• **TASK REQUIREMENTS**:
Find how many lines in the data below include the word "standard", then write only that number.

• **DATA ENTRIES**:
-------

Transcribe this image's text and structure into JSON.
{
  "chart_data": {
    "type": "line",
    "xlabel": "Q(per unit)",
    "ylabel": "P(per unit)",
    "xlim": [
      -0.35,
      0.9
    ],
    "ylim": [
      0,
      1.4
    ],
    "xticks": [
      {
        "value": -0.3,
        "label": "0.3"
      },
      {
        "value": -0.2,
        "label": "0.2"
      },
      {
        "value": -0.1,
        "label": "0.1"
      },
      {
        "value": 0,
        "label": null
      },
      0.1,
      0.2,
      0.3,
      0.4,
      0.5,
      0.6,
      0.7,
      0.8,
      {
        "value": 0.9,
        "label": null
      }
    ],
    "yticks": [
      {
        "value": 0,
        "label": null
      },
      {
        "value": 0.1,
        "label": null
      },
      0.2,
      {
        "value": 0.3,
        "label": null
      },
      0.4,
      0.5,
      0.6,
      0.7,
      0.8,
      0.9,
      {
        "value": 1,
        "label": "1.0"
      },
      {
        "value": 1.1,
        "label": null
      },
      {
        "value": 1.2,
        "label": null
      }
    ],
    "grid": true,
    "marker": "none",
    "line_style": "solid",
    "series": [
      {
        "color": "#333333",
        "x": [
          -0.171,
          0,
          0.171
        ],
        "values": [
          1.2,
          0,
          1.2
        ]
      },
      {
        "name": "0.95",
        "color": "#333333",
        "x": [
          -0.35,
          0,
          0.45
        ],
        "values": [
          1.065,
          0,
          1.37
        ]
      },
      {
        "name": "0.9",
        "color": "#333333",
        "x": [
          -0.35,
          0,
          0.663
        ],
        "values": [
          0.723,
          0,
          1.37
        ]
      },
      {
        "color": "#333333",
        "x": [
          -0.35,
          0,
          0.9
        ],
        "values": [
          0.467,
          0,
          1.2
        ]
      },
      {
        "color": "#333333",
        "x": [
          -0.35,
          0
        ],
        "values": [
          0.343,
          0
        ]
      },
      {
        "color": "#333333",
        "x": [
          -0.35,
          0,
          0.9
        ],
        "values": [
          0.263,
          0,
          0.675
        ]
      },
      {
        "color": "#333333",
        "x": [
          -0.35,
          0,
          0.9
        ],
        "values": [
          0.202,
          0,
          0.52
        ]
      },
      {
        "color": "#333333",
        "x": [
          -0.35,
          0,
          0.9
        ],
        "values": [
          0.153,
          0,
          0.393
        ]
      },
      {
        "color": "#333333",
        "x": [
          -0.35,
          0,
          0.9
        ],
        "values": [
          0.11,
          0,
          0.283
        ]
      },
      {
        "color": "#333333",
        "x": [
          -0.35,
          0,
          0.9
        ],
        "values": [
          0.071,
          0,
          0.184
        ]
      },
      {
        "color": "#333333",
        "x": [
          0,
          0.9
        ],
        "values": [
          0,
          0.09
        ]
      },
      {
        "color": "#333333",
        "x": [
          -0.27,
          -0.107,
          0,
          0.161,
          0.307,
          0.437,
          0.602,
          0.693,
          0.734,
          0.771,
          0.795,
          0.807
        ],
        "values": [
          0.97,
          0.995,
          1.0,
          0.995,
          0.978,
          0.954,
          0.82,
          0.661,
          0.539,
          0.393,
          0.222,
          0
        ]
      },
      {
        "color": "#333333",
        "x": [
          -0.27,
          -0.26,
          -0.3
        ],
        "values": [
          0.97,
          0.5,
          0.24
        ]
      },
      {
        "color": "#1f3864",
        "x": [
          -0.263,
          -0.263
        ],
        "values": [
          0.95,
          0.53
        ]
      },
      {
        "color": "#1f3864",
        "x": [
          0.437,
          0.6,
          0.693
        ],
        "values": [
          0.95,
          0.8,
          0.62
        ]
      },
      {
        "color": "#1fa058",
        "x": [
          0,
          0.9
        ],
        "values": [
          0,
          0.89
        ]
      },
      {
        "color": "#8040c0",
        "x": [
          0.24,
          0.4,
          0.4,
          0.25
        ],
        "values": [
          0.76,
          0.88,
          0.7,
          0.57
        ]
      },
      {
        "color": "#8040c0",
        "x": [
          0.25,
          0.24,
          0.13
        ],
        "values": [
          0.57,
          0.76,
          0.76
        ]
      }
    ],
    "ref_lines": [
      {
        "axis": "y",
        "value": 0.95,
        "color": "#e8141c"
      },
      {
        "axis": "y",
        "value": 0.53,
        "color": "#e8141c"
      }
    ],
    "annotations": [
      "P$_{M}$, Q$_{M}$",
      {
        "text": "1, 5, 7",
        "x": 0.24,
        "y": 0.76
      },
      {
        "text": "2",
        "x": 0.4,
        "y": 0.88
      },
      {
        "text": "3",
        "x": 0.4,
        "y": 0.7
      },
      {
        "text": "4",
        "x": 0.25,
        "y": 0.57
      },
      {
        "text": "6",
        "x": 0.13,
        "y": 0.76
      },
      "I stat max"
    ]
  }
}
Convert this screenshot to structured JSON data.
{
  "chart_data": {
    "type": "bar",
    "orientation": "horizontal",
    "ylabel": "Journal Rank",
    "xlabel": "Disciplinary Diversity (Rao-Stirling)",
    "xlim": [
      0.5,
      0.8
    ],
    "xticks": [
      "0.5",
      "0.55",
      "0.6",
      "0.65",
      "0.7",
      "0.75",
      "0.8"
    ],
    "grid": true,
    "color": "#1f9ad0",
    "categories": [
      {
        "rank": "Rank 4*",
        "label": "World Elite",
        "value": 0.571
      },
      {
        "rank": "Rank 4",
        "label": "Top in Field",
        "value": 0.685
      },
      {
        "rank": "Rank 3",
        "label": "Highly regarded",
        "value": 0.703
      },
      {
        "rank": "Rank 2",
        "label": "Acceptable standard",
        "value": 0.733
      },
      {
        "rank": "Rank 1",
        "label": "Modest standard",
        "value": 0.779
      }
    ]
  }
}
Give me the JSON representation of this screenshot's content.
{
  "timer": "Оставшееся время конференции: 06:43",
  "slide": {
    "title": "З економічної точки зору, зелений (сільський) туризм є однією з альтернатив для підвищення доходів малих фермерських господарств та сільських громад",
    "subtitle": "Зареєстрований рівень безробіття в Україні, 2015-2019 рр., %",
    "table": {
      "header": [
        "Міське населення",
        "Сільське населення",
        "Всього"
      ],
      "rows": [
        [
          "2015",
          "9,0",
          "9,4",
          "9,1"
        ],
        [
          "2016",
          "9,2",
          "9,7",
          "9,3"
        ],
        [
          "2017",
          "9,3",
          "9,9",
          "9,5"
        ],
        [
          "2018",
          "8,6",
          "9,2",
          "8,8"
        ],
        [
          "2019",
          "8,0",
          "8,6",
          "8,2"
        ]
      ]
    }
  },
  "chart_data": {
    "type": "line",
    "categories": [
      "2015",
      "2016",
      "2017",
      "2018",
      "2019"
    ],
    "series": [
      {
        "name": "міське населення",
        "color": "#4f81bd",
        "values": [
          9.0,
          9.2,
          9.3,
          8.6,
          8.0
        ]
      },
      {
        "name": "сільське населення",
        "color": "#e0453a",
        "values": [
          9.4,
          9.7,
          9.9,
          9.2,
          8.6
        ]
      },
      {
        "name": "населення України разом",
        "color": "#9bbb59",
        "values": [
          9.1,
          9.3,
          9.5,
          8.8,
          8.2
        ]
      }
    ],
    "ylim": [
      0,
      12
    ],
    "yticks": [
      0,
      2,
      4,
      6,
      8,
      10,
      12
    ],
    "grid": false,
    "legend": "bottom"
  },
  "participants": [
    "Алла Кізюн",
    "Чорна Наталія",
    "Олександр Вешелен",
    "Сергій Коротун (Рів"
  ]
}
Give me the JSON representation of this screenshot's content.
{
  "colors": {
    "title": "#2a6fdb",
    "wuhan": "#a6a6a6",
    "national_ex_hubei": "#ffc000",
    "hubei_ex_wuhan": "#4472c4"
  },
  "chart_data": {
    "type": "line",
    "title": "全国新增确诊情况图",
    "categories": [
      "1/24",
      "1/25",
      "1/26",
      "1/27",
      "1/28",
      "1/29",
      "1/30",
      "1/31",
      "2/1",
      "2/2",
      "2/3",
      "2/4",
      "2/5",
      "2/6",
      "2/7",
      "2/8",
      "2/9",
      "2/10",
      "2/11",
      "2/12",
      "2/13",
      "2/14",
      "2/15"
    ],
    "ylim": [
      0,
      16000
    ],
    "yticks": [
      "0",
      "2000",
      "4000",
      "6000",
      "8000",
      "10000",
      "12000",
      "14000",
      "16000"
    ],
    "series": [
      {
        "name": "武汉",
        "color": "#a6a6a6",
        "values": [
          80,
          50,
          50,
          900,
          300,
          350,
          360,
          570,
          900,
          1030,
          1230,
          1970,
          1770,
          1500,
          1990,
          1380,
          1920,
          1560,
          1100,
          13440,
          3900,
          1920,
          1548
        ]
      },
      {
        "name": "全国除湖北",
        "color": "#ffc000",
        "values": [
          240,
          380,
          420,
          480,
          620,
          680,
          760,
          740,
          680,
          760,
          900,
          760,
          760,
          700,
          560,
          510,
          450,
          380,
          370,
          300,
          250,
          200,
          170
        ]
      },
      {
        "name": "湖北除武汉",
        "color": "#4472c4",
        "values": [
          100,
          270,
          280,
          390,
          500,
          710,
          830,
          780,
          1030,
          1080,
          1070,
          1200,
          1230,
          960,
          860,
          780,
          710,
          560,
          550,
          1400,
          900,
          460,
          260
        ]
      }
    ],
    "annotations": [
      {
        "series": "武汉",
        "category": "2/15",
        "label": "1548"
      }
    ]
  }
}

-------

• **EXERCISE ANSWER**:
2